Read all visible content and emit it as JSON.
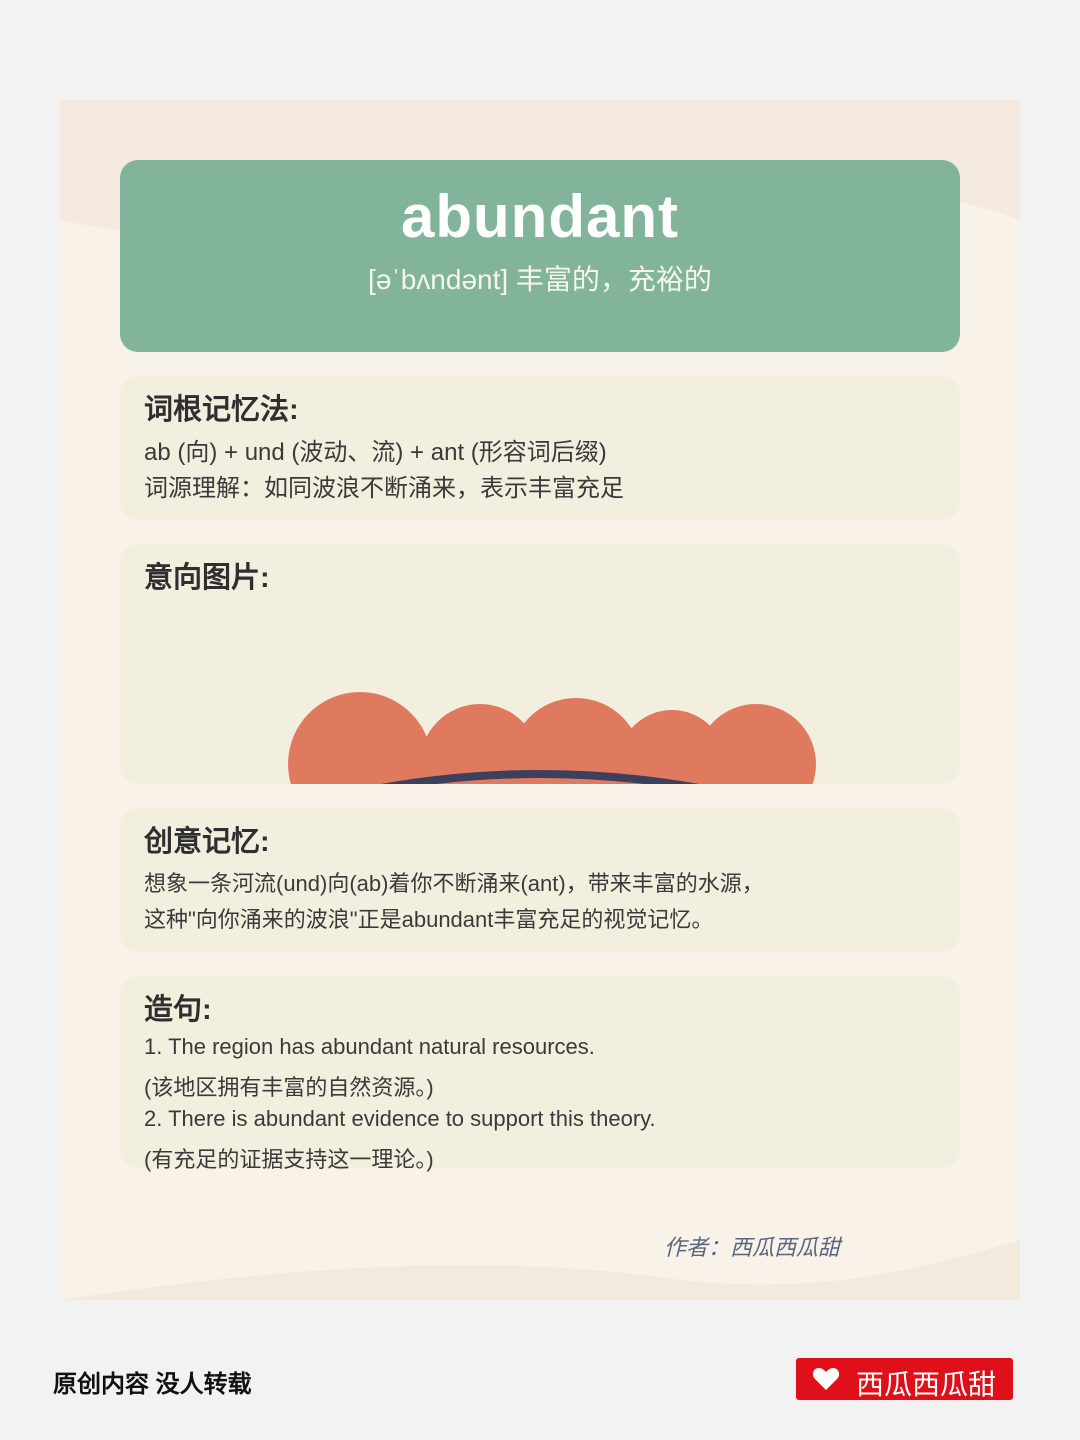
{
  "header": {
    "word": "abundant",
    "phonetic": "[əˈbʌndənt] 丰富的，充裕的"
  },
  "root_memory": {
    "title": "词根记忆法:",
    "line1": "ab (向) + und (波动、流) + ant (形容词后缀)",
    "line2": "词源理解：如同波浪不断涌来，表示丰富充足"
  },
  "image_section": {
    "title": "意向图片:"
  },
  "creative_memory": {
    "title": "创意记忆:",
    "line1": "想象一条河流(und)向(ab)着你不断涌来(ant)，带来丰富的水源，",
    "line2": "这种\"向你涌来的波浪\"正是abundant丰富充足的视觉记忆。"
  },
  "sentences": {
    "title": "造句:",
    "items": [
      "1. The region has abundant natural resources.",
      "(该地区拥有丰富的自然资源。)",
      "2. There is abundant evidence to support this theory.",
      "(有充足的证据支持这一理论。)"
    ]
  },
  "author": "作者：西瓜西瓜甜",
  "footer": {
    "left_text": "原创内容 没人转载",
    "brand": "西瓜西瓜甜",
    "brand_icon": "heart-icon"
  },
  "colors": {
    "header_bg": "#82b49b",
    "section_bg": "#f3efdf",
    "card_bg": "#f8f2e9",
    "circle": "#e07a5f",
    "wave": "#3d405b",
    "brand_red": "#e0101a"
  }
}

:::

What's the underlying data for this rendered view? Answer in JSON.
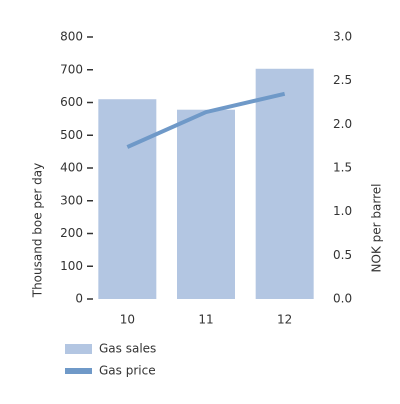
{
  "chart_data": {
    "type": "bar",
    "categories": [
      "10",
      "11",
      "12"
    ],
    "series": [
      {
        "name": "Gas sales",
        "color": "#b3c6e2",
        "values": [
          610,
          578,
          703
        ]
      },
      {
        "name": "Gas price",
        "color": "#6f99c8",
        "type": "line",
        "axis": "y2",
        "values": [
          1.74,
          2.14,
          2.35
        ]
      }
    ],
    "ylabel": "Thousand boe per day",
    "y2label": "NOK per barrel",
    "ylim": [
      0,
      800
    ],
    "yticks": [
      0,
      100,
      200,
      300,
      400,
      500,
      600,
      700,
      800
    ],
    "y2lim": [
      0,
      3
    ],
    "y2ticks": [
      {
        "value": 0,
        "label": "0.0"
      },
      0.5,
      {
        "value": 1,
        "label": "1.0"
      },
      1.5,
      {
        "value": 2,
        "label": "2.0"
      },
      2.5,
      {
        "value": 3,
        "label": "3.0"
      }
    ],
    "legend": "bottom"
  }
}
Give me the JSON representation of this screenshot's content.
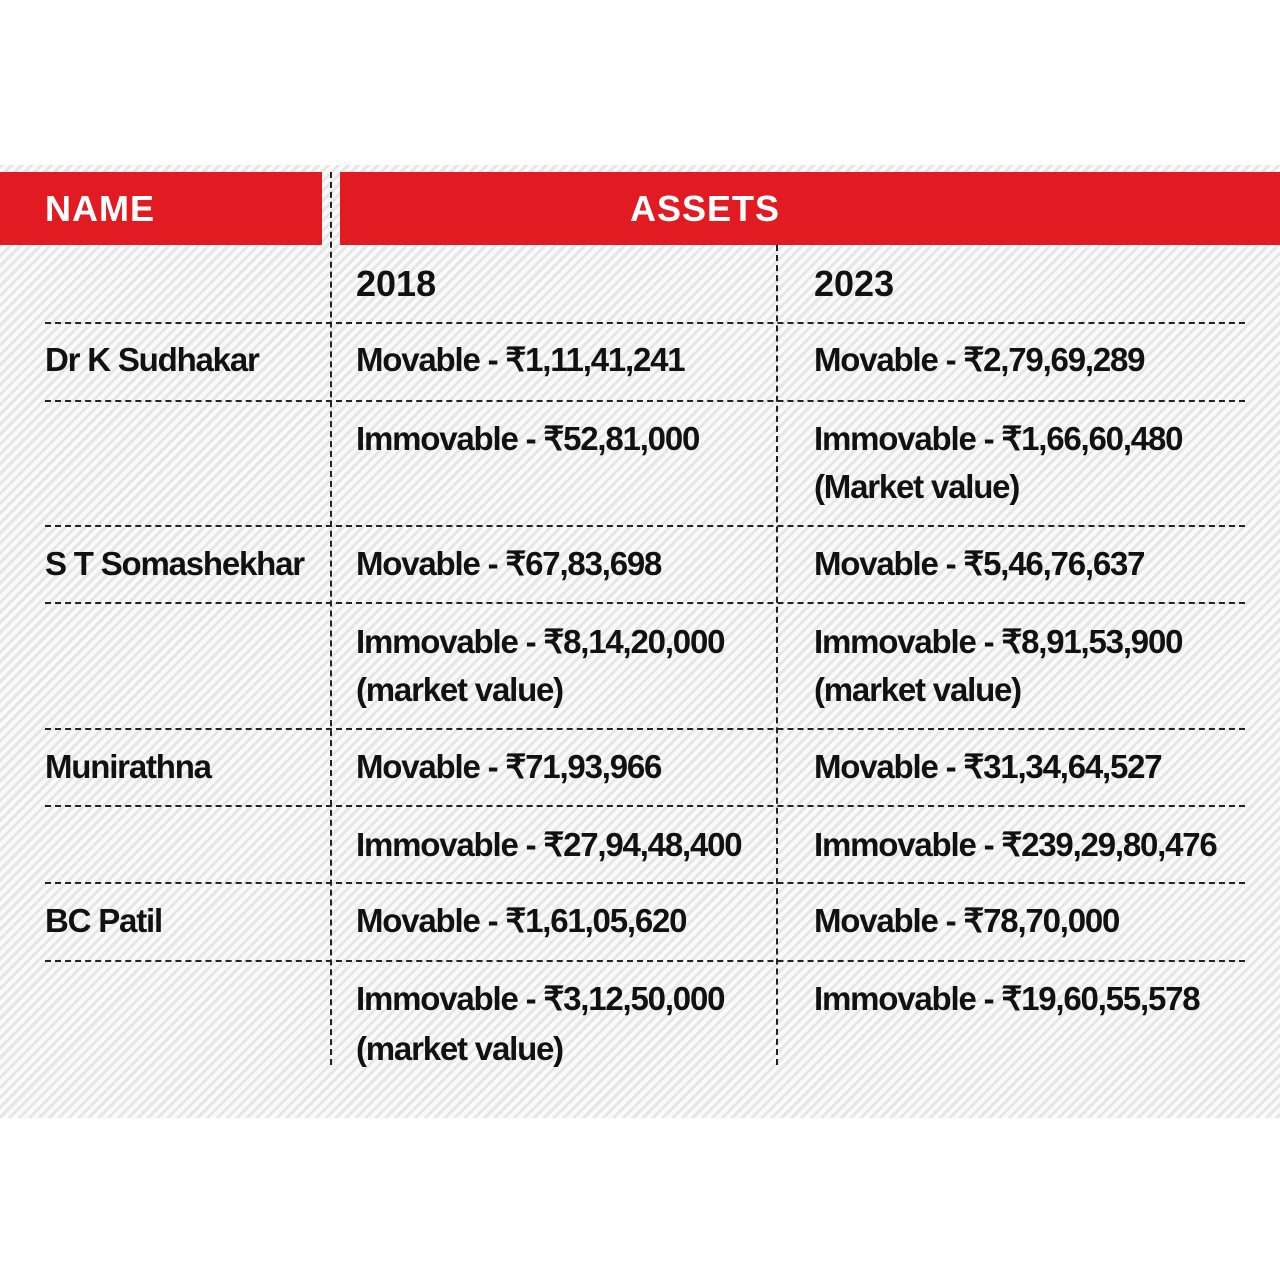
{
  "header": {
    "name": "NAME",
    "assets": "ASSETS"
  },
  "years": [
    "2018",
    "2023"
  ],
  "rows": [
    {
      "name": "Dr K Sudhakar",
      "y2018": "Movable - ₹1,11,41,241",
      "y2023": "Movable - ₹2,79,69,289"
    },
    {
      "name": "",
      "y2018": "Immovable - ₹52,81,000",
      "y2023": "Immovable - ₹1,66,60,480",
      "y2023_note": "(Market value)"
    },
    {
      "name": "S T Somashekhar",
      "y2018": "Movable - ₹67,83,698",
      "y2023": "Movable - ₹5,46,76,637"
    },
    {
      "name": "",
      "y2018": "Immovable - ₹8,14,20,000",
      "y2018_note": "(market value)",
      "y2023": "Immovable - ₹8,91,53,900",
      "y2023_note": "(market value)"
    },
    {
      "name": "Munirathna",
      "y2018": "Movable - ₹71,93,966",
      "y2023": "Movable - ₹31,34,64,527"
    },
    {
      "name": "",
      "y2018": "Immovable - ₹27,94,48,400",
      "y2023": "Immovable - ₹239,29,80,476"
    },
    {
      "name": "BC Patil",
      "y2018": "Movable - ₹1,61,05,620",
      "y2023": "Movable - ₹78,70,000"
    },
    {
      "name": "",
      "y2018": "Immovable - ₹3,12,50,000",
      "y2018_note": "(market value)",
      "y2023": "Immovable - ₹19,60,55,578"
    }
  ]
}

:::

-- DIRECTIONS FOR THIS TASK --
Pick out every line above that holds the word "title" and copy it.

-- OUTPUT FOR THIS EXERCISE --
    "title": "词根记忆法:",
    "title": "意向图片:"
    "title": "创意记忆:",
    "title": "造句:",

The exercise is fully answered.